## [COSA FARE]
(A) Nel testo sul sovraffollamento dei pronto soccorso, quale ospedale viene indicato come il caso più evidente?
(B) Prosegui il testo sul sovraffollamento dei pronto soccorso di Cagliari, partendo subito dopo la sua ultima frase.

## [TESTO DI PARTENZA]
——
Per svuotare i pronto soccorso bisogna tornare ad aprire i reparti. Il suggerimento per risolvere sovraffollamento e attese (l'ultimo caso è quello del Santissima Trinità di Cagliari) arriva dal sindacato Cimo Sardegna.

«Il sovraccarico - denuncia Emanuele Cabras, vicesegretario regionale e segretario aziendale Cimo-Fesmed Arnas Brotzu - che periodicamente interessa i pronto soccorso dell'area vasta di Cagliari non può essere affrontato soltanto intervenendo sull'organizzazione dell'emergenza. Se a valle del Pronto Soccorso mancano i posti letto, il sistema inevitabilmente si blocca. Il caso più evidente è quello dell'ospedale Marino, un presidio che disponeva di posti letto e di un proprio pronto soccorso e la cui sostanziale chiusura ha sottratto capacità assistenziale alla rete».
——
## [INFORMAZIONI]

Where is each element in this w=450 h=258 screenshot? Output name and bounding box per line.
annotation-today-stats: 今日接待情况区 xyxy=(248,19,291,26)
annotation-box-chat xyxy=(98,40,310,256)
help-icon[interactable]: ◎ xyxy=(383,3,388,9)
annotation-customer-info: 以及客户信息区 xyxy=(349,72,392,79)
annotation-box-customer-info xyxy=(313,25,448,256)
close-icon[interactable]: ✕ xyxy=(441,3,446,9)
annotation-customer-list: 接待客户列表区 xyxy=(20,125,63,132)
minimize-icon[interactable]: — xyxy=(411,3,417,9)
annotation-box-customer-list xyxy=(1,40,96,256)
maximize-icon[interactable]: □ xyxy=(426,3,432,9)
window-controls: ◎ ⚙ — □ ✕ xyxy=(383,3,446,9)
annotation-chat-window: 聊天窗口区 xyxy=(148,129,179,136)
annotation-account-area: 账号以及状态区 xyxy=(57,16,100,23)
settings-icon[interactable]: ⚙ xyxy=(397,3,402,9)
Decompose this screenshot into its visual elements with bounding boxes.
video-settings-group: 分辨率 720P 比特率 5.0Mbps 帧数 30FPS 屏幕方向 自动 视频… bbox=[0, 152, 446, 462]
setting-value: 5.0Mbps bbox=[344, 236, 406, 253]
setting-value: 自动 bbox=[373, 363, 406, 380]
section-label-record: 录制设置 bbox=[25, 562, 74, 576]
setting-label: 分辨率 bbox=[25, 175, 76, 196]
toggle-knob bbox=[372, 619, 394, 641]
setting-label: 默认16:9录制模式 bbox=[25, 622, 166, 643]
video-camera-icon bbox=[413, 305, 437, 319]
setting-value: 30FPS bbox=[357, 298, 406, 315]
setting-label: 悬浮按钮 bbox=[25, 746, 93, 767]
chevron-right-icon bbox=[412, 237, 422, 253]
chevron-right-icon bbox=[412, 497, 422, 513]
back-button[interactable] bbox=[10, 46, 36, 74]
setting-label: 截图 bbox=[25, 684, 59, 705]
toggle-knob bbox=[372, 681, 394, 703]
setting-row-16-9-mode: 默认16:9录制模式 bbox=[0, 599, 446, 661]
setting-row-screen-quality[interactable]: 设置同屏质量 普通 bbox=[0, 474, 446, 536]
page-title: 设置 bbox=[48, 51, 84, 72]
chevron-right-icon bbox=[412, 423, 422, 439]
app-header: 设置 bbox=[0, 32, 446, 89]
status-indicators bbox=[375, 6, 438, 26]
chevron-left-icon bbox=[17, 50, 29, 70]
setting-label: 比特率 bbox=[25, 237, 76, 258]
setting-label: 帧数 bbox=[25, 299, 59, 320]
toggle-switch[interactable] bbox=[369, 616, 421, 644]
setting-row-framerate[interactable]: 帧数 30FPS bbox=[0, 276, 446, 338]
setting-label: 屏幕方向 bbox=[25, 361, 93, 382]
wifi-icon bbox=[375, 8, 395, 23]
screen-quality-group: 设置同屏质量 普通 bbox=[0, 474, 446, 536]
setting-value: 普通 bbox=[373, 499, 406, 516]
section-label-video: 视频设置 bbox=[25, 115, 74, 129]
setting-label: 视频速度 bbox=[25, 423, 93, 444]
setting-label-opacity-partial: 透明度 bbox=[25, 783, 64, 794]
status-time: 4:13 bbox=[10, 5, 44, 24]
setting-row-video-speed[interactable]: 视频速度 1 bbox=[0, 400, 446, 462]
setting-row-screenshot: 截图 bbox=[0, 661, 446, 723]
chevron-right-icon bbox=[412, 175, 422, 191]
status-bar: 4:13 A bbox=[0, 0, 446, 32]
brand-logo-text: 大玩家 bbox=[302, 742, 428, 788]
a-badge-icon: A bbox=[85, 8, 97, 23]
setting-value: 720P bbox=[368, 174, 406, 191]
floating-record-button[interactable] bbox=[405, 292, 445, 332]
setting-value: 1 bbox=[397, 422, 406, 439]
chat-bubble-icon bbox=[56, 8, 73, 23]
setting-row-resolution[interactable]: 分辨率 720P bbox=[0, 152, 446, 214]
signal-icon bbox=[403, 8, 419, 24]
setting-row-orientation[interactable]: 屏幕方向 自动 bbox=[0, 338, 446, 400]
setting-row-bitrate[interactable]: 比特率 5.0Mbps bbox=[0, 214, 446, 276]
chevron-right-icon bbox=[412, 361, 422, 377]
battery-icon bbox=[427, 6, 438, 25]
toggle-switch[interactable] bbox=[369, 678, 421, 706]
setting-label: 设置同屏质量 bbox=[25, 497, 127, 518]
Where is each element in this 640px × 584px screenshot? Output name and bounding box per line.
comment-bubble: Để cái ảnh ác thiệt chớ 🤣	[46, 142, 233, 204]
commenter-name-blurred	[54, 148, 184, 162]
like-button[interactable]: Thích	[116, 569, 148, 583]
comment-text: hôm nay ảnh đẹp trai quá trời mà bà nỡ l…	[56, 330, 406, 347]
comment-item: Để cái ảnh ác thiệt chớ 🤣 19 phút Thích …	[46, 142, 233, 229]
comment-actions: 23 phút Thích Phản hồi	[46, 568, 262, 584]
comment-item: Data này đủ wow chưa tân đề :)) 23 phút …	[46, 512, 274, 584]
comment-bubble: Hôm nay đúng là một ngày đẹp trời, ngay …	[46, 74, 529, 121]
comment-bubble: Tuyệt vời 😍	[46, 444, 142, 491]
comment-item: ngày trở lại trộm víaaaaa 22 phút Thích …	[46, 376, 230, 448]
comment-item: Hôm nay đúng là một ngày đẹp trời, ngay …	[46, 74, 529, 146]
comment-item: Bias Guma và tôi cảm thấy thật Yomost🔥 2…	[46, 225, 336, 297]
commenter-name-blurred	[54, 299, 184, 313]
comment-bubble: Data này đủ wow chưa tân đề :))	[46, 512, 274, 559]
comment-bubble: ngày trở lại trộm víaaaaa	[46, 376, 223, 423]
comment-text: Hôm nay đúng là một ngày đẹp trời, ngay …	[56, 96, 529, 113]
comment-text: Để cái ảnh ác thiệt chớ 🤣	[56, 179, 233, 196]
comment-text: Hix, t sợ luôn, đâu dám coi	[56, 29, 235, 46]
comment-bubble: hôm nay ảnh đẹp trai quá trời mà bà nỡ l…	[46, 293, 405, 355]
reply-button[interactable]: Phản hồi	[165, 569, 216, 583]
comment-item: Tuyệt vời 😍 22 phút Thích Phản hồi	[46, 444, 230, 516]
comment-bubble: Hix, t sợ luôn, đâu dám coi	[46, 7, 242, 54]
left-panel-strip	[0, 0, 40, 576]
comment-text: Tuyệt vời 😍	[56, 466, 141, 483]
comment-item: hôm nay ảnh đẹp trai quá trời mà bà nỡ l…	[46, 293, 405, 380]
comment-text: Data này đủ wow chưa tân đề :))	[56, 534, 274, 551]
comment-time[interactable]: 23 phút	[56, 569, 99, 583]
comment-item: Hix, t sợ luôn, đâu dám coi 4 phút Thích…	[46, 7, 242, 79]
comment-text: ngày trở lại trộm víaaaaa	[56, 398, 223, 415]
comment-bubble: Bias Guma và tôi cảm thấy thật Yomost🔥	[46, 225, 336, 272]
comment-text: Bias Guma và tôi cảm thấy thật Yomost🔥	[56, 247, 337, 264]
——
## [RISPOSTE]
(A) L'ospedale Marino.

(B)
A questo si aggiunge la carenza di posti letto. «È un problema che conosciamo bene in ortopedia e traumatologia: se mancano i letti nei quali ricoverare i pazienti che hanno concluso il percorso in pronto soccorso, questi rimangono inevitabilmente nell'area dell'emergenza in attesa. La Regione ha adottato un piano prevedendo strumenti come bed management, governo dei flussi e contrasto al boarding. Sono interventi utili e necessari, ma il bed management non può creare posti letto che non esistono. La Regione dovrebbe rendere operativi i posti letto dell'area vasta».

Il Marino, secondo il sindacato, può essere una soluzione: «Lasciare inutilizzata o fortemente sottoutilizzata una struttura ospedaliera mentre gli altri presidi dell'area vasta soffrono per carenza di posti letto è una contraddizione che merita una risposta. Il problema del sovraffollamento non può essere scaricato ancora una volta sui professionisti dei pronto soccorso».